▶
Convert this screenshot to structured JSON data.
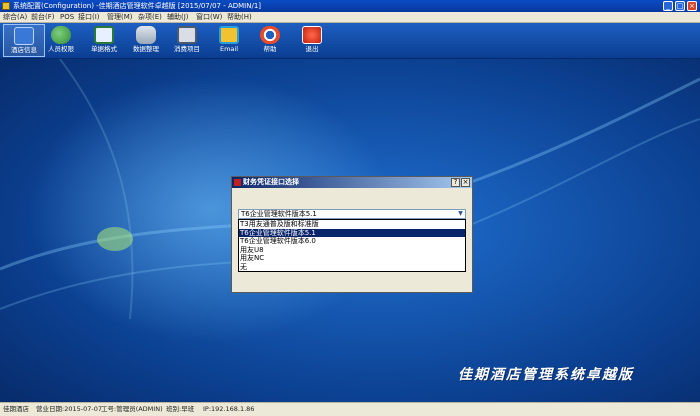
{
  "window": {
    "title": "系统配置(Configuration) -佳期酒店管理软件卓越版 [2015/07/07 - ADMIN/1]",
    "controls": [
      "_",
      "□",
      "×"
    ]
  },
  "menu": {
    "items": [
      "综合(A)",
      "前台(F)",
      "POS",
      "接口(I)",
      "管理(M)",
      "杂项(E)",
      "辅助(J)",
      "窗口(W)",
      "帮助(H)"
    ]
  },
  "toolbar": {
    "buttons": [
      {
        "label": "酒店信息",
        "icon": "hotel-info-icon"
      },
      {
        "label": "人员权限",
        "icon": "users-icon"
      },
      {
        "label": "单据格式",
        "icon": "form-format-icon"
      },
      {
        "label": "数据整理",
        "icon": "database-icon"
      },
      {
        "label": "消费项目",
        "icon": "items-icon"
      },
      {
        "label": "Email",
        "icon": "email-icon"
      },
      {
        "label": "帮助",
        "icon": "lifebuoy-icon"
      },
      {
        "label": "退出",
        "icon": "power-icon"
      }
    ]
  },
  "desktop": {
    "brand": "佳期酒店管理系统卓越版"
  },
  "dialog": {
    "title": "财务凭证接口选择",
    "help_button": "?",
    "close_button": "×",
    "selected_value": "T6企业管理软件版本5.1",
    "options": [
      "T3用友通普及版和标准版",
      "T6企业管理软件版本5.1",
      "T6企业管理软件版本6.0",
      "用友U8",
      "用友NC",
      "无"
    ],
    "highlighted_index": 1
  },
  "status": {
    "hotel": "佳期酒店",
    "business_date": "营业日期:2015-07-07",
    "operator": "工号:管理员(ADMIN)",
    "shift": "班别:早班",
    "ip": "IP:192.168.1.86"
  },
  "colors": {
    "titlebar": "#0a4cc5",
    "toolbar": "#1d5fc0",
    "desktop": "#0b3f8f",
    "highlight": "#0a246a"
  }
}
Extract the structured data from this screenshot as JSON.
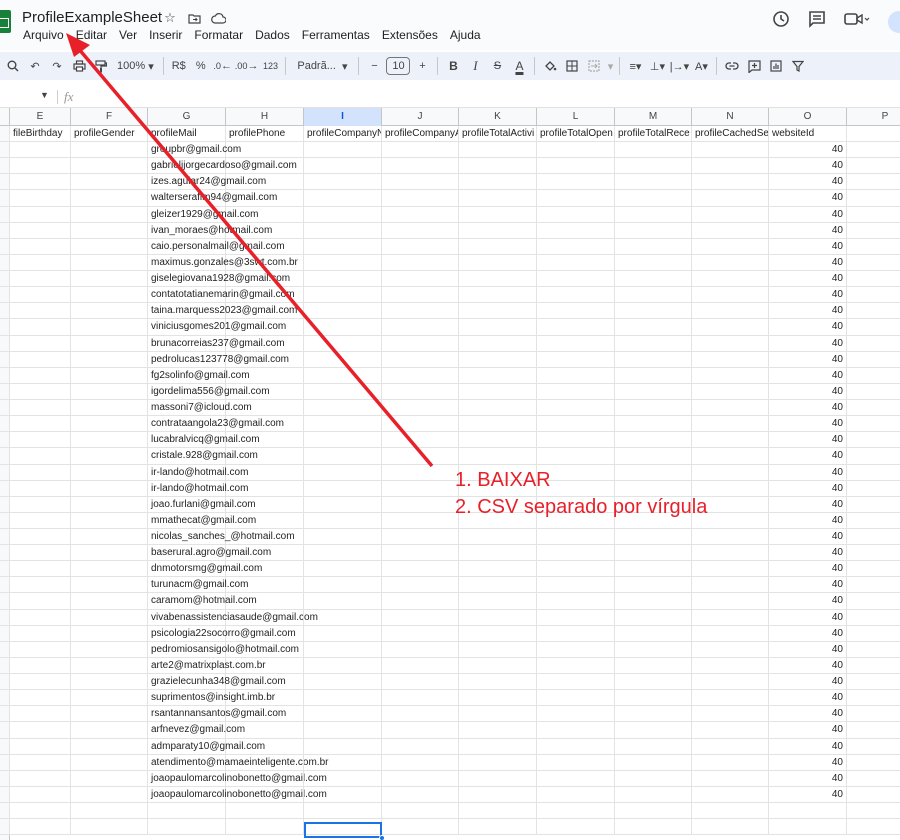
{
  "document": {
    "title": "ProfileExampleSheet"
  },
  "menu": [
    "Arquivo",
    "Editar",
    "Ver",
    "Inserir",
    "Formatar",
    "Dados",
    "Ferramentas",
    "Extensões",
    "Ajuda"
  ],
  "toolbar": {
    "zoom": "100%",
    "currency": "R$",
    "percent": "%",
    "decrease_decimals": ".0←",
    "increase_decimals": ".00",
    "number_format": "123",
    "font": "Padrã...",
    "font_size": "10",
    "bold": "B",
    "italic": "I",
    "text_color": "A"
  },
  "formula_bar": {
    "fx": "fx"
  },
  "columns": [
    {
      "letter": "E",
      "header": "fileBirthday"
    },
    {
      "letter": "F",
      "header": "profileGender"
    },
    {
      "letter": "G",
      "header": "profileMail"
    },
    {
      "letter": "H",
      "header": "profilePhone"
    },
    {
      "letter": "I",
      "header": "profileCompanyN"
    },
    {
      "letter": "J",
      "header": "profileCompanyA"
    },
    {
      "letter": "K",
      "header": "profileTotalActivi"
    },
    {
      "letter": "L",
      "header": "profileTotalOpen"
    },
    {
      "letter": "M",
      "header": "profileTotalRece"
    },
    {
      "letter": "N",
      "header": "profileCachedSe"
    },
    {
      "letter": "O",
      "header": "websiteId"
    },
    {
      "letter": "P",
      "header": ""
    }
  ],
  "selected_column": "I",
  "rows": [
    {
      "mail": "groupbr@gmail.com",
      "website": "40"
    },
    {
      "mail": "gabrieljjorgecardoso@gmail.com",
      "website": "40"
    },
    {
      "mail": "izes.aguiar24@gmail.com",
      "website": "40"
    },
    {
      "mail": "walterserafim94@gmail.com",
      "website": "40"
    },
    {
      "mail": "gleizer1929@gmail.com",
      "website": "40"
    },
    {
      "mail": "ivan_moraes@hotmail.com",
      "website": "40"
    },
    {
      "mail": "caio.personalmail@gmail.com",
      "website": "40"
    },
    {
      "mail": "maximus.gonzales@3swt.com.br",
      "website": "40"
    },
    {
      "mail": "giselegiovana1928@gmail.com",
      "website": "40"
    },
    {
      "mail": "contatotatianemarin@gmail.com",
      "website": "40"
    },
    {
      "mail": "taina.marquess2023@gmail.com",
      "website": "40"
    },
    {
      "mail": "viniciusgomes201@gmail.com",
      "website": "40"
    },
    {
      "mail": "brunacorreias237@gmail.com",
      "website": "40"
    },
    {
      "mail": "pedrolucas123778@gmail.com",
      "website": "40"
    },
    {
      "mail": "fg2solinfo@gmail.com",
      "website": "40"
    },
    {
      "mail": "igordelima556@gmail.com",
      "website": "40"
    },
    {
      "mail": "massoni7@icloud.com",
      "website": "40"
    },
    {
      "mail": "contrataangola23@gmail.com",
      "website": "40"
    },
    {
      "mail": "lucabralvicq@gmail.com",
      "website": "40"
    },
    {
      "mail": "cristale.928@gmail.com",
      "website": "40"
    },
    {
      "mail": "ir-lando@hotmail.com",
      "website": "40"
    },
    {
      "mail": "ir-lando@hotmail.com",
      "website": "40"
    },
    {
      "mail": "joao.furlani@gmail.com",
      "website": "40"
    },
    {
      "mail": "mmathecat@gmail.com",
      "website": "40"
    },
    {
      "mail": "nicolas_sanches_@hotmail.com",
      "website": "40"
    },
    {
      "mail": "baserural.agro@gmail.com",
      "website": "40"
    },
    {
      "mail": "dnmotorsmg@gmail.com",
      "website": "40"
    },
    {
      "mail": "turunacm@gmail.com",
      "website": "40"
    },
    {
      "mail": "caramom@hotmail.com",
      "website": "40"
    },
    {
      "mail": "vivabenassistenciasaude@gmail.com",
      "website": "40"
    },
    {
      "mail": "psicologia22socorro@gmail.com",
      "website": "40"
    },
    {
      "mail": "pedromiosansigolo@hotmail.com",
      "website": "40"
    },
    {
      "mail": "arte2@matrixplast.com.br",
      "website": "40"
    },
    {
      "mail": "grazielecunha348@gmail.com",
      "website": "40"
    },
    {
      "mail": "suprimentos@insight.imb.br",
      "website": "40"
    },
    {
      "mail": "rsantannansantos@gmail.com",
      "website": "40"
    },
    {
      "mail": "arfnevez@gmail.com",
      "website": "40"
    },
    {
      "mail": "admparaty10@gmail.com",
      "website": "40"
    },
    {
      "mail": "atendimento@mamaeinteligente.com.br",
      "website": "40"
    },
    {
      "mail": "joaopaulomarcolinobonetto@gmail.com",
      "website": "40"
    },
    {
      "mail": "joaopaulomarcolinobonetto@gmail.com",
      "website": "40"
    }
  ],
  "annotation": {
    "line1": "1. BAIXAR",
    "line2": "2. CSV separado por vírgula",
    "color": "#e8202a"
  }
}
◀
▶ **SHORT EXERCISE**
How many lines in the records above hold the word "hotmail"? Give only the number.

▶ **TASK OUTPUT**
6